_What the task asks_
Print the data exactly as it is given, please.

[Dataset items]
◆ ◆ ◆ ◆ ◆
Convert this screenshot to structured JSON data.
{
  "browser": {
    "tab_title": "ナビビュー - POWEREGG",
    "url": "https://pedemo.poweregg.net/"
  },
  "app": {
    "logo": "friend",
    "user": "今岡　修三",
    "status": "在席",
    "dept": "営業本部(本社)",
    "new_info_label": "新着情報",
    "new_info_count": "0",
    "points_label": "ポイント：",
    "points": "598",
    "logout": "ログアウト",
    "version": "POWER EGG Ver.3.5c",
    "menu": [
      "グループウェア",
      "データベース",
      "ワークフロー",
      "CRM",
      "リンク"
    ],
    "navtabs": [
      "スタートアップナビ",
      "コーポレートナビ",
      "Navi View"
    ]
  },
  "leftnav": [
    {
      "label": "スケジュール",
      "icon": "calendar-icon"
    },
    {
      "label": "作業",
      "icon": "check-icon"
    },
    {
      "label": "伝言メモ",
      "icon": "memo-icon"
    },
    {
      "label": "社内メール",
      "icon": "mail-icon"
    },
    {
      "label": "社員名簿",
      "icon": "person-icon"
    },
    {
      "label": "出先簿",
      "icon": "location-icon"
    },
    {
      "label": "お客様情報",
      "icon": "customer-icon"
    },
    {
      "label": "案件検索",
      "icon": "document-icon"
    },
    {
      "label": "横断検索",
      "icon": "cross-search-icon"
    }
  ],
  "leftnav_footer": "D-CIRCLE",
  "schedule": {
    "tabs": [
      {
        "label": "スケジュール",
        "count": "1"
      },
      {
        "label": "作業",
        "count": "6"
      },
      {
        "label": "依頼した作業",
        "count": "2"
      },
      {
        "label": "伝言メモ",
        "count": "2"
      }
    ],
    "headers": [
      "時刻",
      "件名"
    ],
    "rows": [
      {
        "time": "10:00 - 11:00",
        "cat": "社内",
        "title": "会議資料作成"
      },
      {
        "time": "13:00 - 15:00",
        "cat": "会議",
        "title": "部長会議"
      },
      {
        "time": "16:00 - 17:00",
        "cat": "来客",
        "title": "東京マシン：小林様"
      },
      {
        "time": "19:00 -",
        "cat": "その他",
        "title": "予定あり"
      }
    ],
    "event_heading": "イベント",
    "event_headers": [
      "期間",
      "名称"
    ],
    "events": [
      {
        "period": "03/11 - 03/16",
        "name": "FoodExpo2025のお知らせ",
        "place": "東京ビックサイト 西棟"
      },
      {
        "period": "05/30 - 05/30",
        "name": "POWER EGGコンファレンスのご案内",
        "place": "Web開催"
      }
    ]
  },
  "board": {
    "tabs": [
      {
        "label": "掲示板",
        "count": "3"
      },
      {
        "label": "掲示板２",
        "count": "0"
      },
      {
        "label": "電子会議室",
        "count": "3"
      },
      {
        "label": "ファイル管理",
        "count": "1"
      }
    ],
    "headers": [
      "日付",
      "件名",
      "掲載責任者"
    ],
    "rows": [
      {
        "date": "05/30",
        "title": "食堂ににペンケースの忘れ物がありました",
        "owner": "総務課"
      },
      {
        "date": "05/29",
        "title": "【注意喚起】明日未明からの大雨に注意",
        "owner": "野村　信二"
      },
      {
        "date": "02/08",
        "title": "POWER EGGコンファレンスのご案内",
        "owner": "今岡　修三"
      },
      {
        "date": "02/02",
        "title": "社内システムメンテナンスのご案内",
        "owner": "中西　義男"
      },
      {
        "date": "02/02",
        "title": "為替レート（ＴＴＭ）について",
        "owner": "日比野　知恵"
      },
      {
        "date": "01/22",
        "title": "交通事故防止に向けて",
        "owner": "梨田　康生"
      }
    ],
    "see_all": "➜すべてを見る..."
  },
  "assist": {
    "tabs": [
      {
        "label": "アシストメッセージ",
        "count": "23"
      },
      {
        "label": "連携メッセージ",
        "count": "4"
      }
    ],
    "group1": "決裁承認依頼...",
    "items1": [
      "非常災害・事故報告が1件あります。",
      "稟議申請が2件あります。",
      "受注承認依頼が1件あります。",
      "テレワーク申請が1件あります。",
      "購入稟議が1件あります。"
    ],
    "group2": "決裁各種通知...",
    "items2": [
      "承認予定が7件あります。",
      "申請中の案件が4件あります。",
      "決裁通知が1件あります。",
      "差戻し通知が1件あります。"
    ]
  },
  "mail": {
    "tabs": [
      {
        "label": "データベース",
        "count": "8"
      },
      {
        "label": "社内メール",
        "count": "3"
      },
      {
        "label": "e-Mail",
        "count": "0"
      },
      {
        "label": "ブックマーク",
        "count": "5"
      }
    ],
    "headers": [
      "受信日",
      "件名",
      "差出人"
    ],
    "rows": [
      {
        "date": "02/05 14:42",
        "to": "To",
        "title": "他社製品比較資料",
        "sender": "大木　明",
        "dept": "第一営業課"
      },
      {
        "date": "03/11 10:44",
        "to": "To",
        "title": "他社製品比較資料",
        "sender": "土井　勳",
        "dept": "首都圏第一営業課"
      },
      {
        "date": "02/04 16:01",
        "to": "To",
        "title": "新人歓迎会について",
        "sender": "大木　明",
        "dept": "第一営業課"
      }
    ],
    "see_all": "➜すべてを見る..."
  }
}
◆ ◆ ◆ ◆ ◆
_Solution for this task_
Convert this screenshot to structured JSON data.
{
  "browser": {
    "tab_title": "ナビビュー - POWEREGG",
    "url": "https://pedemo.poweregg.net/"
  },
  "app": {
    "logo": "friend",
    "user": "今岡　修三",
    "status": "在席",
    "dept": "営業本部(本社)",
    "new_info_label": "新着情報",
    "new_info_count": "0",
    "points_label": "ポイント：",
    "points": "598",
    "logout": "ログアウト",
    "version": "POWER EGG Ver.3.5c",
    "menu": [
      "グループウェア",
      "データベース",
      "ワークフロー",
      "CRM",
      "リンク"
    ],
    "navtabs": [
      "スタートアップナビ",
      "コーポレートナビ",
      "Navi View"
    ]
  },
  "leftnav": [
    {
      "label": "スケジュール",
      "icon": "calendar-icon"
    },
    {
      "label": "作業",
      "icon": "check-icon"
    },
    {
      "label": "伝言メモ",
      "icon": "memo-icon"
    },
    {
      "label": "社内メール",
      "icon": "mail-icon"
    },
    {
      "label": "社員名簿",
      "icon": "person-icon"
    },
    {
      "label": "出先簿",
      "icon": "location-icon"
    },
    {
      "label": "お客様情報",
      "icon": "customer-icon"
    },
    {
      "label": "案件検索",
      "icon": "document-icon"
    },
    {
      "label": "横断検索",
      "icon": "cross-search-icon"
    }
  ],
  "leftnav_footer": "D-CIRCLE",
  "schedule": {
    "tabs": [
      {
        "label": "スケジュール",
        "count": "1"
      },
      {
        "label": "作業",
        "count": "6"
      },
      {
        "label": "依頼した作業",
        "count": "2"
      },
      {
        "label": "伝言メモ",
        "count": "2"
      }
    ],
    "headers": [
      "時刻",
      "件名"
    ],
    "rows": [
      {
        "time": "10:00 - 11:00",
        "cat": "社内",
        "title": "会議資料作成"
      },
      {
        "time": "13:00 - 15:00",
        "cat": "会議",
        "title": "部長会議"
      },
      {
        "time": "16:00 - 17:00",
        "cat": "来客",
        "title": "東京マシン：小林様"
      },
      {
        "time": "19:00 -",
        "cat": "その他",
        "title": "予定あり"
      }
    ],
    "event_heading": "イベント",
    "event_headers": [
      "期間",
      "名称"
    ],
    "events": [
      {
        "period": "03/11 - 03/16",
        "name": "FoodExpo2025のお知らせ",
        "place": "東京ビックサイト 西棟"
      },
      {
        "period": "05/30 - 05/30",
        "name": "POWER EGGコンファレンスのご案内",
        "place": "Web開催"
      }
    ]
  },
  "board": {
    "tabs": [
      {
        "label": "掲示板",
        "count": "3"
      },
      {
        "label": "掲示板２",
        "count": "0"
      },
      {
        "label": "電子会議室",
        "count": "3"
      },
      {
        "label": "ファイル管理",
        "count": "1"
      }
    ],
    "headers": [
      "日付",
      "件名",
      "掲載責任者"
    ],
    "rows": [
      {
        "date": "05/30",
        "title": "食堂ににペンケースの忘れ物がありました",
        "owner": "総務課"
      },
      {
        "date": "05/29",
        "title": "【注意喚起】明日未明からの大雨に注意",
        "owner": "野村　信二"
      },
      {
        "date": "02/08",
        "title": "POWER EGGコンファレンスのご案内",
        "owner": "今岡　修三"
      },
      {
        "date": "02/02",
        "title": "社内システムメンテナンスのご案内",
        "owner": "中西　義男"
      },
      {
        "date": "02/02",
        "title": "為替レート（ＴＴＭ）について",
        "owner": "日比野　知恵"
      },
      {
        "date": "01/22",
        "title": "交通事故防止に向けて",
        "owner": "梨田　康生"
      }
    ],
    "see_all": "➜すべてを見る..."
  },
  "assist": {
    "tabs": [
      {
        "label": "アシストメッセージ",
        "count": "23"
      },
      {
        "label": "連携メッセージ",
        "count": "4"
      }
    ],
    "group1": "決裁承認依頼...",
    "items1": [
      "非常災害・事故報告が1件あります。",
      "稟議申請が2件あります。",
      "受注承認依頼が1件あります。",
      "テレワーク申請が1件あります。",
      "購入稟議が1件あります。"
    ],
    "group2": "決裁各種通知...",
    "items2": [
      "承認予定が7件あります。",
      "申請中の案件が4件あります。",
      "決裁通知が1件あります。",
      "差戻し通知が1件あります。"
    ]
  },
  "mail": {
    "tabs": [
      {
        "label": "データベース",
        "count": "8"
      },
      {
        "label": "社内メール",
        "count": "3"
      },
      {
        "label": "e-Mail",
        "count": "0"
      },
      {
        "label": "ブックマーク",
        "count": "5"
      }
    ],
    "headers": [
      "受信日",
      "件名",
      "差出人"
    ],
    "rows": [
      {
        "date": "02/05 14:42",
        "to": "To",
        "title": "他社製品比較資料",
        "sender": "大木　明",
        "dept": "第一営業課"
      },
      {
        "date": "03/11 10:44",
        "to": "To",
        "title": "他社製品比較資料",
        "sender": "土井　勳",
        "dept": "首都圏第一営業課"
      },
      {
        "date": "02/04 16:01",
        "to": "To",
        "title": "新人歓迎会について",
        "sender": "大木　明",
        "dept": "第一営業課"
      }
    ],
    "see_all": "➜すべてを見る..."
  }
}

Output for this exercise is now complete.